Extracted entries:

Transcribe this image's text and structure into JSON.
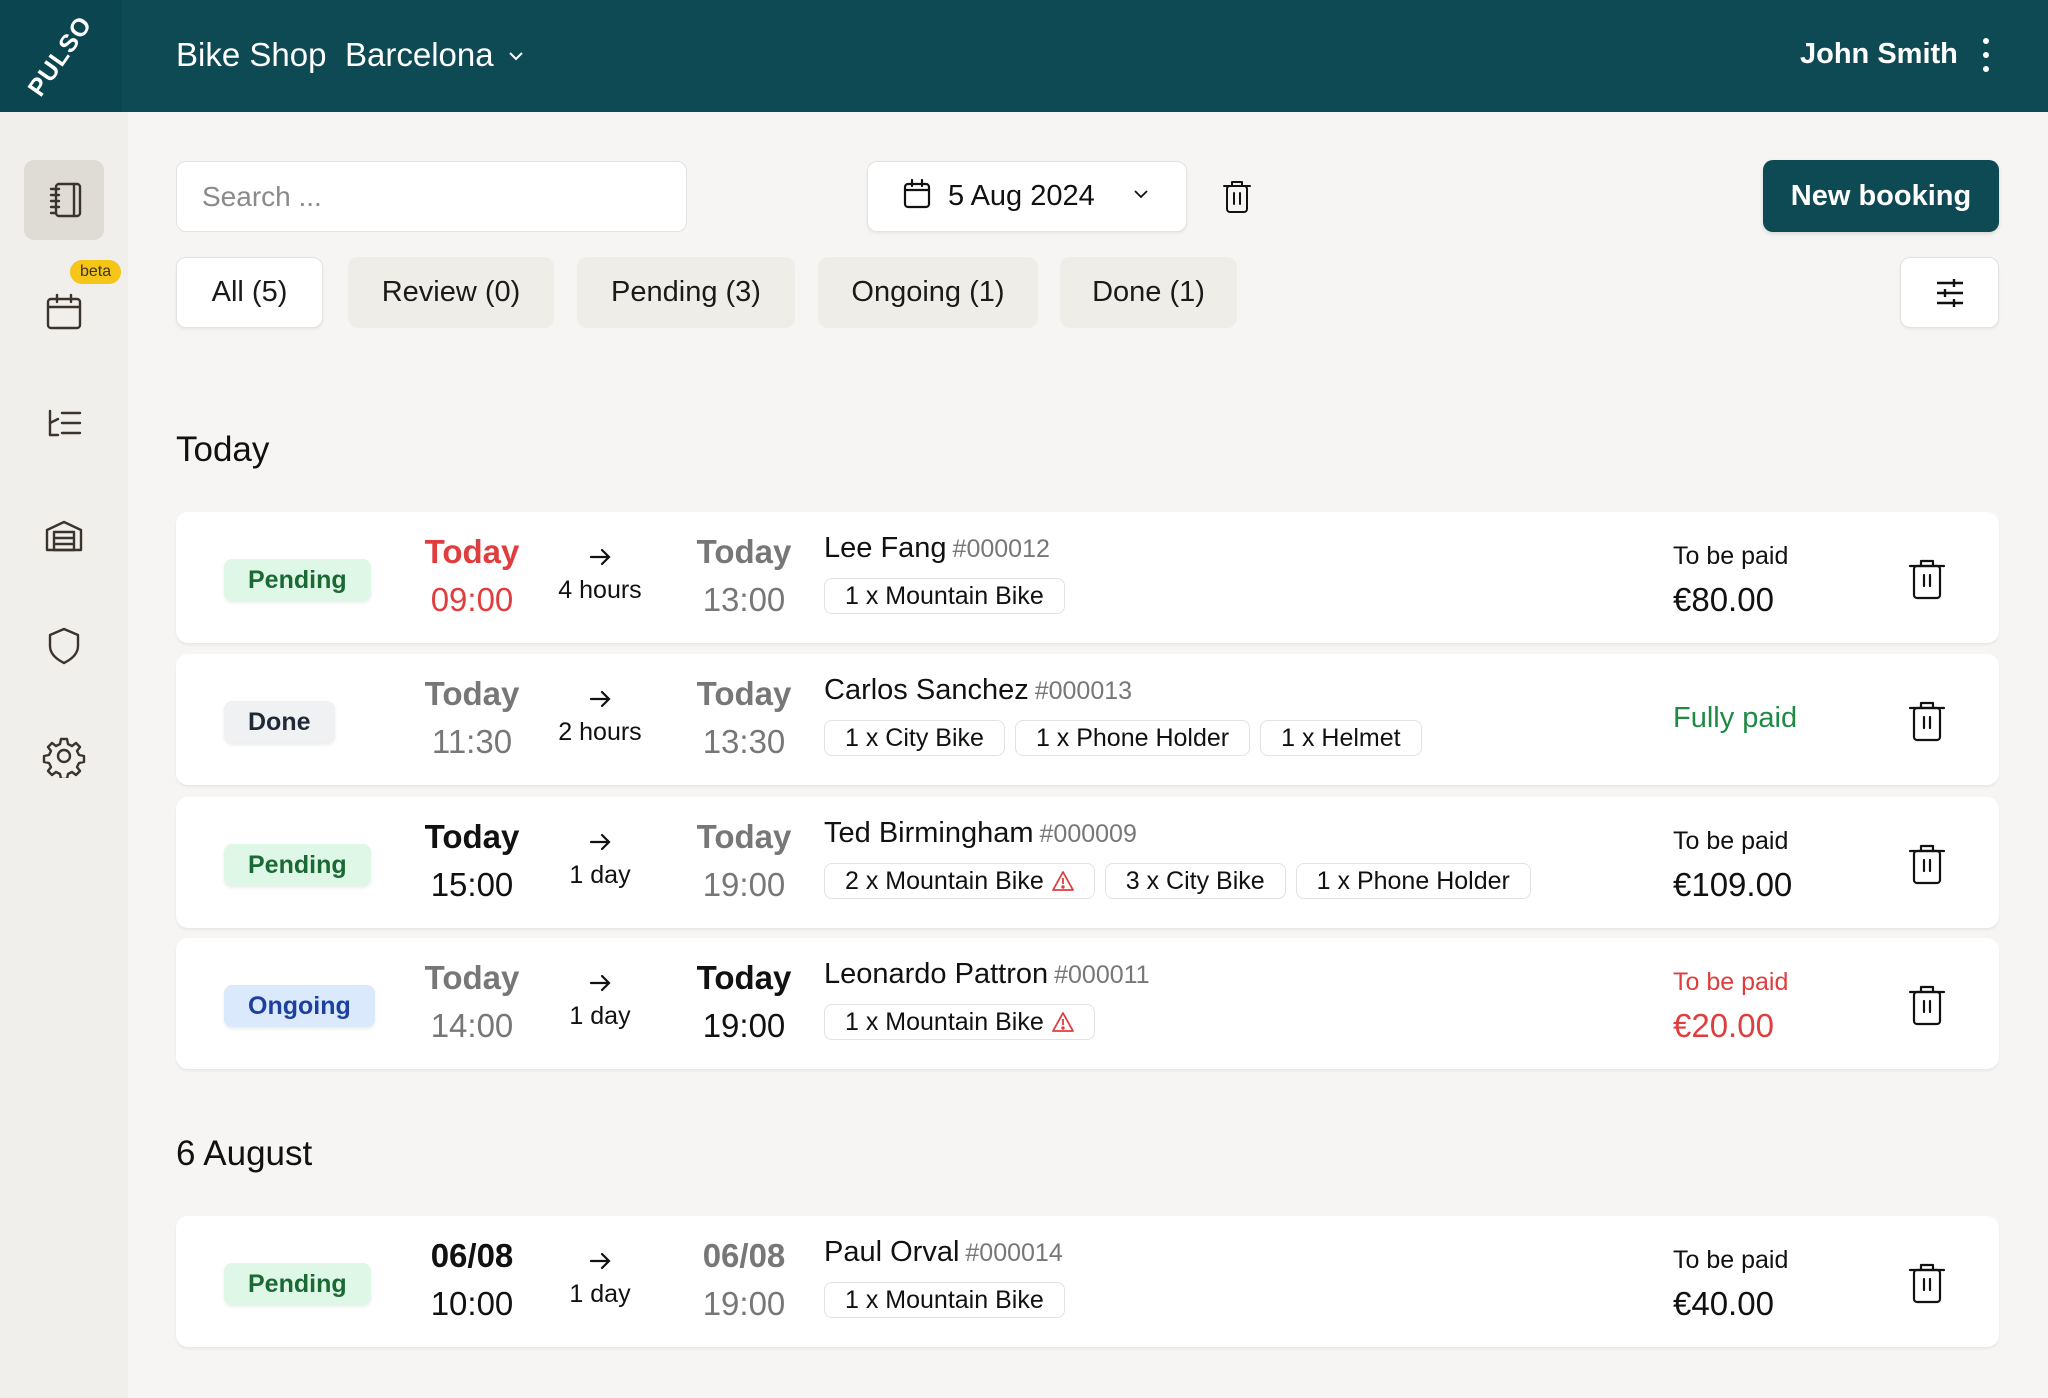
{
  "header": {
    "logo": "PULSO",
    "shop_name": "Bike Shop",
    "location": "Barcelona",
    "user_name": "John Smith"
  },
  "sidebar": {
    "items": [
      {
        "id": "bookings",
        "icon": "notebook-icon",
        "active": true
      },
      {
        "id": "calendar",
        "icon": "calendar-icon",
        "badge": "beta"
      },
      {
        "id": "inventory-list",
        "icon": "list-tree-icon"
      },
      {
        "id": "warehouse",
        "icon": "garage-icon"
      },
      {
        "id": "security",
        "icon": "shield-icon"
      },
      {
        "id": "settings",
        "icon": "gear-icon"
      }
    ],
    "beta_badge": "beta"
  },
  "toolbar": {
    "search_placeholder": "Search ...",
    "date": "5 Aug 2024",
    "new_booking": "New booking"
  },
  "tabs": [
    {
      "label": "All (5)",
      "active": true
    },
    {
      "label": "Review (0)"
    },
    {
      "label": "Pending (3)"
    },
    {
      "label": "Ongoing (1)"
    },
    {
      "label": "Done (1)"
    }
  ],
  "sections": [
    {
      "title": "Today",
      "bookings": [
        {
          "status": "Pending",
          "start_day": "Today",
          "start_time": "09:00",
          "duration": "4 hours",
          "end_day": "Today",
          "end_time": "13:00",
          "customer": "Lee Fang",
          "ref": "#000012",
          "items": [
            {
              "label": "1 x Mountain Bike"
            }
          ],
          "payment_label": "To be paid",
          "payment_amount": "€80.00"
        },
        {
          "status": "Done",
          "start_day": "Today",
          "start_time": "11:30",
          "duration": "2 hours",
          "end_day": "Today",
          "end_time": "13:30",
          "customer": "Carlos Sanchez",
          "ref": "#000013",
          "items": [
            {
              "label": "1 x City Bike"
            },
            {
              "label": "1 x Phone Holder"
            },
            {
              "label": "1 x Helmet"
            }
          ],
          "payment_label": "Fully paid"
        },
        {
          "status": "Pending",
          "start_day": "Today",
          "start_time": "15:00",
          "duration": "1 day",
          "end_day": "Today",
          "end_time": "19:00",
          "customer": "Ted Birmingham",
          "ref": "#000009",
          "items": [
            {
              "label": "2 x Mountain Bike",
              "warning": true
            },
            {
              "label": "3 x City Bike"
            },
            {
              "label": "1 x Phone Holder"
            }
          ],
          "payment_label": "To be paid",
          "payment_amount": "€109.00"
        },
        {
          "status": "Ongoing",
          "start_day": "Today",
          "start_time": "14:00",
          "duration": "1 day",
          "end_day": "Today",
          "end_time": "19:00",
          "customer": "Leonardo Pattron",
          "ref": "#000011",
          "items": [
            {
              "label": "1 x Mountain Bike",
              "warning": true
            }
          ],
          "payment_label": "To be paid",
          "payment_amount": "€20.00"
        }
      ]
    },
    {
      "title": "6 August",
      "bookings": [
        {
          "status": "Pending",
          "start_day": "06/08",
          "start_time": "10:00",
          "duration": "1 day",
          "end_day": "06/08",
          "end_time": "19:00",
          "customer": "Paul Orval",
          "ref": "#000014",
          "items": [
            {
              "label": "1 x Mountain Bike"
            }
          ],
          "payment_label": "To be paid",
          "payment_amount": "€40.00"
        }
      ]
    }
  ],
  "colors": {
    "brand": "#0d4a54",
    "overdue_red": "#e03e3e",
    "paid_green": "#1e8a43",
    "pending_bg": "#dff7e6",
    "ongoing_bg": "#dbe9fd",
    "beta_yellow": "#f5c518"
  }
}
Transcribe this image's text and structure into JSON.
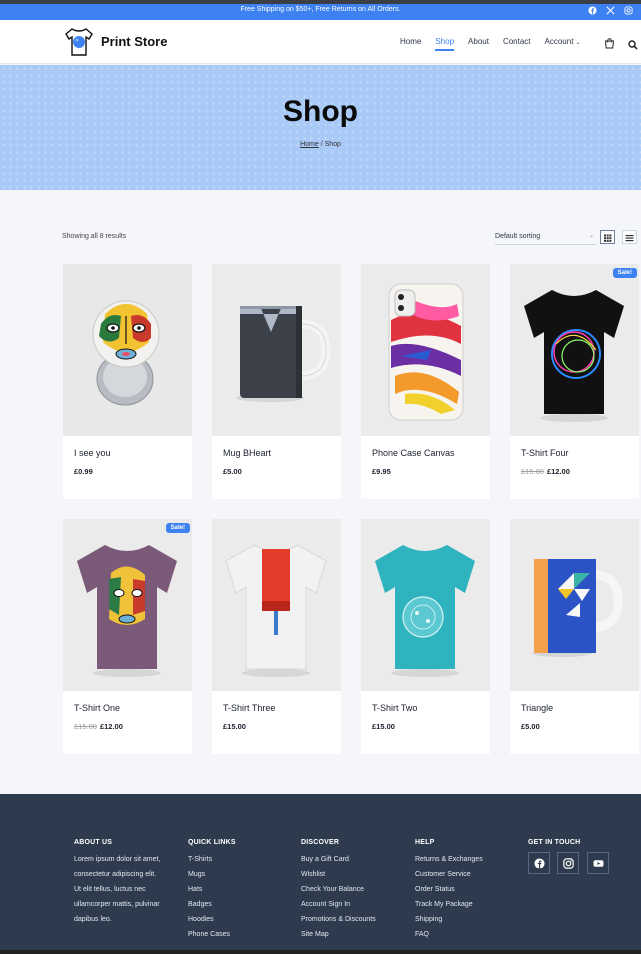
{
  "announcement": {
    "text": "Free Shipping on $50+, Free Returns on All Orders.",
    "social_icons": [
      "facebook-icon",
      "x-icon",
      "instagram-icon"
    ]
  },
  "header": {
    "brand": "Print Store",
    "nav": [
      {
        "label": "Home",
        "active": false
      },
      {
        "label": "Shop",
        "active": true
      },
      {
        "label": "About",
        "active": false
      },
      {
        "label": "Contact",
        "active": false
      },
      {
        "label": "Account",
        "active": false
      }
    ],
    "icons": [
      "cart-icon",
      "search-icon"
    ]
  },
  "hero": {
    "title": "Shop",
    "breadcrumb_home": "Home",
    "breadcrumb_current": " / Shop"
  },
  "shop": {
    "result_count": "Showing all 8 results",
    "sort_selected": "Default sorting",
    "view_modes": [
      "grid-view-icon",
      "list-view-icon"
    ]
  },
  "products": [
    {
      "name": "I see you",
      "price": "£0.99",
      "old_price": "",
      "sale": ""
    },
    {
      "name": "Mug BHeart",
      "price": "£5.00",
      "old_price": "",
      "sale": ""
    },
    {
      "name": "Phone Case Canvas",
      "price": "£9.95",
      "old_price": "",
      "sale": ""
    },
    {
      "name": "T-Shirt Four",
      "price": "£12.00",
      "old_price": "£15.00",
      "sale": "Sale!"
    },
    {
      "name": "T-Shirt One",
      "price": "£12.00",
      "old_price": "£15.00",
      "sale": "Sale!"
    },
    {
      "name": "T-Shirt Three",
      "price": "£15.00",
      "old_price": "",
      "sale": ""
    },
    {
      "name": "T-Shirt Two",
      "price": "£15.00",
      "old_price": "",
      "sale": ""
    },
    {
      "name": "Triangle",
      "price": "£5.00",
      "old_price": "",
      "sale": ""
    }
  ],
  "footer": {
    "about": {
      "title": "ABOUT US",
      "text": "Lorem ipsum dolor sit amet, consectetur adipiscing elit. Ut elit tellus, luctus nec ullamcorper mattis, pulvinar dapibus leo."
    },
    "quick_links": {
      "title": "QUICK LINKS",
      "links": [
        "T-Shirts",
        "Mugs",
        "Hats",
        "Badges",
        "Hoodies",
        "Phone Cases"
      ]
    },
    "discover": {
      "title": "DISCOVER",
      "links": [
        "Buy a Gift Card",
        "Wishlist",
        "Check Your Balance",
        "Account Sign In",
        "Promotions & Discounts",
        "Site Map"
      ]
    },
    "help": {
      "title": "HELP",
      "links": [
        "Returns & Exchanges",
        "Customer Service",
        "Order Status",
        "Track My Package",
        "Shipping",
        "FAQ"
      ]
    },
    "contact": {
      "title": "GET IN TOUCH",
      "social": [
        "facebook-icon",
        "instagram-icon",
        "youtube-icon"
      ]
    }
  },
  "colors": {
    "accent": "#3d82f0",
    "hero_bg": "#a9c9f7",
    "footer_bg": "#2e3b4e",
    "page_bg": "#f4f6f9"
  }
}
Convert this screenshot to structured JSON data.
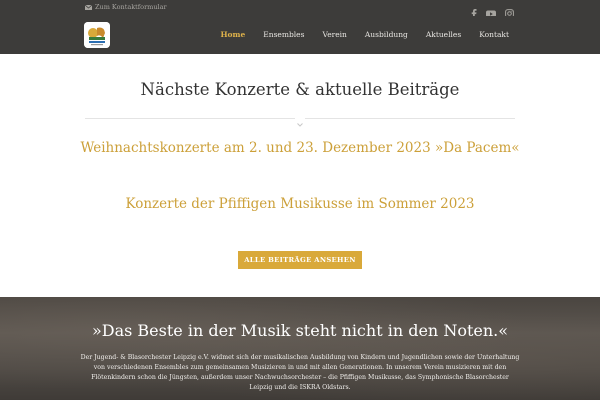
{
  "topbar": {
    "contact_label": "Zum Kontaktformular",
    "socials": [
      {
        "icon": "facebook-icon"
      },
      {
        "icon": "youtube-icon"
      },
      {
        "icon": "instagram-icon"
      }
    ]
  },
  "header": {
    "logo_icon": "orchestra-logo",
    "nav": [
      {
        "label": "Home",
        "active": true
      },
      {
        "label": "Ensembles",
        "active": false
      },
      {
        "label": "Verein",
        "active": false
      },
      {
        "label": "Ausbildung",
        "active": false
      },
      {
        "label": "Aktuelles",
        "active": false
      },
      {
        "label": "Kontakt",
        "active": false
      }
    ]
  },
  "main": {
    "title": "Nächste Konzerte & aktuelle Beiträge",
    "posts": [
      {
        "title": "Weihnachtskonzerte am 2. und 23. Dezember 2023 »Da Pacem«"
      },
      {
        "title": "Konzerte der Pfiffigen Musikusse im Sommer 2023"
      }
    ],
    "all_posts_button": "ALLE BEITRÄGE ANSEHEN"
  },
  "hero": {
    "quote": "»Das Beste in der Musik steht nicht in den Noten.«",
    "description": "Der Jugend- & Blasorchester Leipzig e.V. widmet sich der musikalischen Ausbildung von Kindern und Jugendlichen sowie der Unterhaltung von verschiedenen Ensembles zum gemeinsamen Musizieren in und mit allen Generationen. In unserem Verein musizieren mit den Flötenkindern schon die Jüngsten, außerdem unser Nachwuchsorchester – die Pfiffigen Musikusse, das Symphonische Blasorchester Leipzig und die ISKRA Oldstars."
  },
  "colors": {
    "accent": "#d9a93a",
    "header_bg": "#3d3c3a",
    "post_link": "#cca039"
  }
}
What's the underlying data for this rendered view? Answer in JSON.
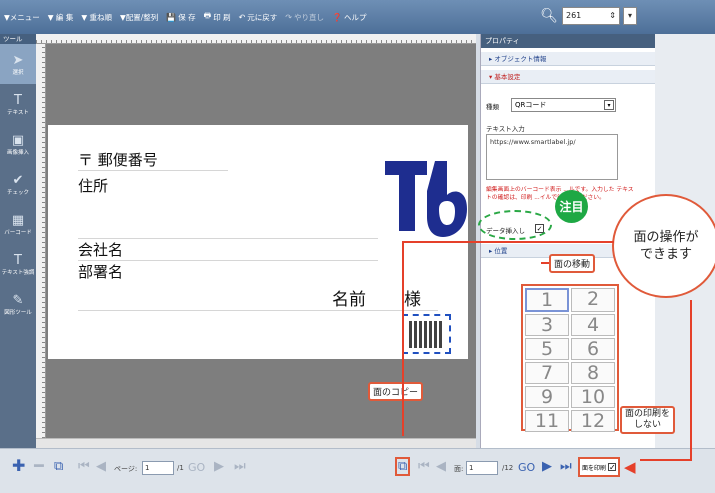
{
  "toolbar": {
    "items": [
      "▼メニュー",
      "▼ 編 集",
      "▼ 重ね順",
      "▼配置/整列",
      "保 存",
      "印 刷",
      "元に戻す",
      "やり直し",
      "ヘルプ"
    ],
    "zoom_value": "261"
  },
  "tools": {
    "header": "ツール",
    "items": [
      "選択",
      "テキスト",
      "画像挿入",
      "チェック",
      "バーコード",
      "テキスト強調",
      "図形ツール"
    ]
  },
  "paper": {
    "postal": "〒 郵便番号",
    "address": "住所",
    "company": "会社名",
    "dept": "部署名",
    "name": "名前",
    "sama": "様"
  },
  "props": {
    "title": "プロパティ",
    "object_info": "▸ オブジェクト情報",
    "basic": "▾ 基本設定",
    "type_label": "種類",
    "type_value": "QRコード",
    "text_label": "テキスト入力",
    "text_value": "https://www.smartlabel.jp/",
    "warning": "編集画面上のバーコード表示 ...ルです。入力した テキストの確認は、印刷 ...イルで行ってく ださい。",
    "data_join": "データ挿入し",
    "position": "▸ 位置",
    "faces": [
      "1",
      "2",
      "3",
      "4",
      "5",
      "6",
      "7",
      "8",
      "9",
      "10",
      "11",
      "12"
    ]
  },
  "bottom": {
    "page_label": "ページ:",
    "page_value": "1",
    "page_total": "/1",
    "go": "GO",
    "face_label": "面:",
    "face_value": "1",
    "face_total": "/12",
    "face_print": "面を印刷"
  },
  "annotations": {
    "chui": "注目",
    "face_ops": "面の操作が\nできます",
    "face_move": "面の移動",
    "face_copy": "面のコピー",
    "no_print": "面の印刷を\nしない"
  },
  "colors": {
    "accent": "#e05a3a",
    "toolbar": "#5a7aa6",
    "green": "#1ea844"
  }
}
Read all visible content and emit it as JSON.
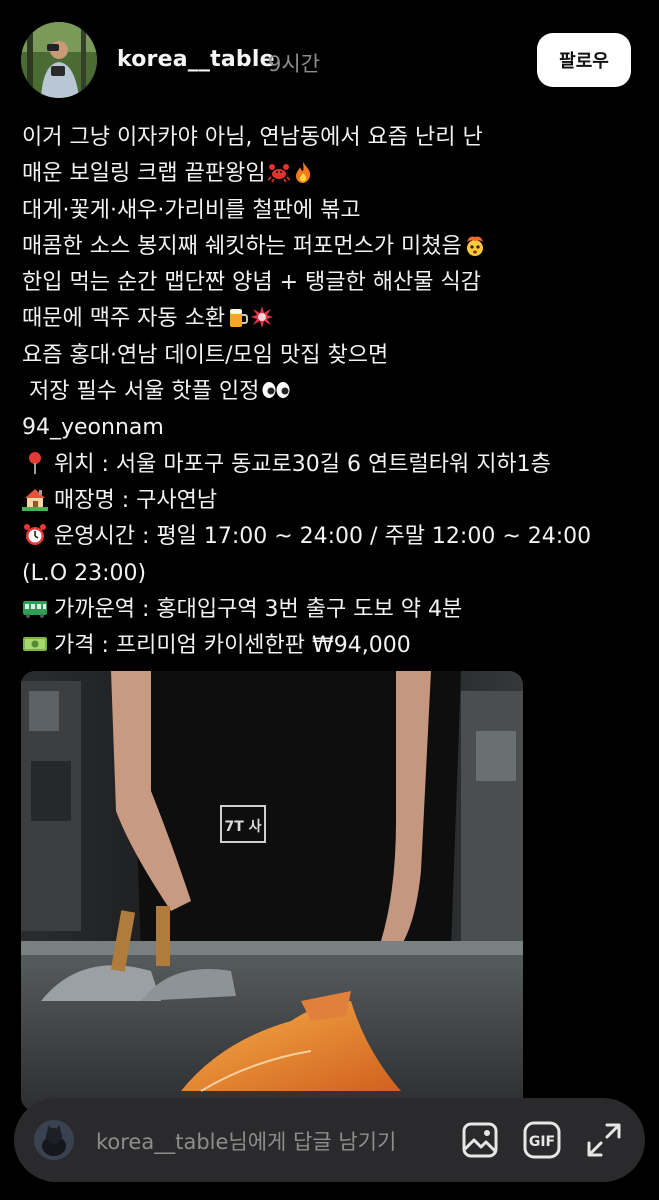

What to work on: Where a line contains "JSON", copy that line.

Task answer:
Transcribe this image's text and structure into JSON.
Transcribe this image's text and structure into JSON.
Convert this screenshot to structured JSON data.
What's the underlying data for this rendered view? Answer in JSON.
Read all visible content and emit it as JSON.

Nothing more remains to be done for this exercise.